* BEGIN Stored data *
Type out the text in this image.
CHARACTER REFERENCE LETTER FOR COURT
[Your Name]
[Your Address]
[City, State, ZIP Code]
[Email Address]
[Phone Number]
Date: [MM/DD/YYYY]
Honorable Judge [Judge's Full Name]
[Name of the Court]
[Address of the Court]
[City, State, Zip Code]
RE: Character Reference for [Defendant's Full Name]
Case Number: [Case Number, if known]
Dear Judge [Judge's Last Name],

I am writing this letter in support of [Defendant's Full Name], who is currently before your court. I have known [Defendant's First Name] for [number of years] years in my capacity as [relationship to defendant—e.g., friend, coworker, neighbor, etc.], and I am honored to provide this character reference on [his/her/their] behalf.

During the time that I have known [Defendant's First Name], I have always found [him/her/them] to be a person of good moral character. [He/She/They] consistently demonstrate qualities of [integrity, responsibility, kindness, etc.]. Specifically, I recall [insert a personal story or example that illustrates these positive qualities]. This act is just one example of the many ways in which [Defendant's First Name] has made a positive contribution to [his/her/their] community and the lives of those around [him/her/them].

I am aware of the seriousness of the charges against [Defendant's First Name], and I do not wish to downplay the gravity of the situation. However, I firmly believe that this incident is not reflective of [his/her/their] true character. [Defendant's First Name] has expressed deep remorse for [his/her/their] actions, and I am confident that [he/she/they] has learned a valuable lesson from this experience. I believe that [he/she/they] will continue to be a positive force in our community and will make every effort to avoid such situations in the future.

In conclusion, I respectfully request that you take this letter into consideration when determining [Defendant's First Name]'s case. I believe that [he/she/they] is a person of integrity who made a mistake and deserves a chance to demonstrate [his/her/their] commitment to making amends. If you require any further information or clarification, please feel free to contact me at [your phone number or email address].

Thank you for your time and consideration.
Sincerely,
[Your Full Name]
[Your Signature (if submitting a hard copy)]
* END Stored data *
• **Exercise**
Every entry should be output exactly as written, please.

• **Output of the task**
Type out the text in this image.
CHARACTER REFERENCE LETTER FOR COURT
[Your Name]
[Your Address]
[City, State, ZIP Code]
[Email Address]
[Phone Number]
Date: [MM/DD/YYYY]
Honorable Judge [Judge's Full Name]
[Name of the Court]
[Address of the Court]
[City, State, Zip Code]
RE: Character Reference for [Defendant's Full Name]
Case Number: [Case Number, if known]
Dear Judge [Judge's Last Name],

I am writing this letter in support of [Defendant's Full Name], who is currently before your court. I have known [Defendant's First Name] for [number of years] years in my capacity as [relationship to defendant—e.g., friend, coworker, neighbor, etc.], and I am honored to provide this character reference on [his/her/their] behalf.

During the time that I have known [Defendant's First Name], I have always found [him/her/them] to be a person of good moral character. [He/She/They] consistently demonstrate qualities of [integrity, responsibility, kindness, etc.]. Specifically, I recall [insert a personal story or example that illustrates these positive qualities]. This act is just one example of the many ways in which [Defendant's First Name] has made a positive contribution to [his/her/their] community and the lives of those around [him/her/them].

I am aware of the seriousness of the charges against [Defendant's First Name], and I do not wish to downplay the gravity of the situation. However, I firmly believe that this incident is not reflective of [his/her/their] true character. [Defendant's First Name] has expressed deep remorse for [his/her/their] actions, and I am confident that [he/she/they] has learned a valuable lesson from this experience. I believe that [he/she/they] will continue to be a positive force in our community and will make every effort to avoid such situations in the future.

In conclusion, I respectfully request that you take this letter into consideration when determining [Defendant's First Name]'s case. I believe that [he/she/they] is a person of integrity who made a mistake and deserves a chance to demonstrate [his/her/their] commitment to making amends. If you require any further information or clarification, please feel free to contact me at [your phone number or email address].

Thank you for your time and consideration.
Sincerely,
[Your Full Name]
[Your Signature (if submitting a hard copy)]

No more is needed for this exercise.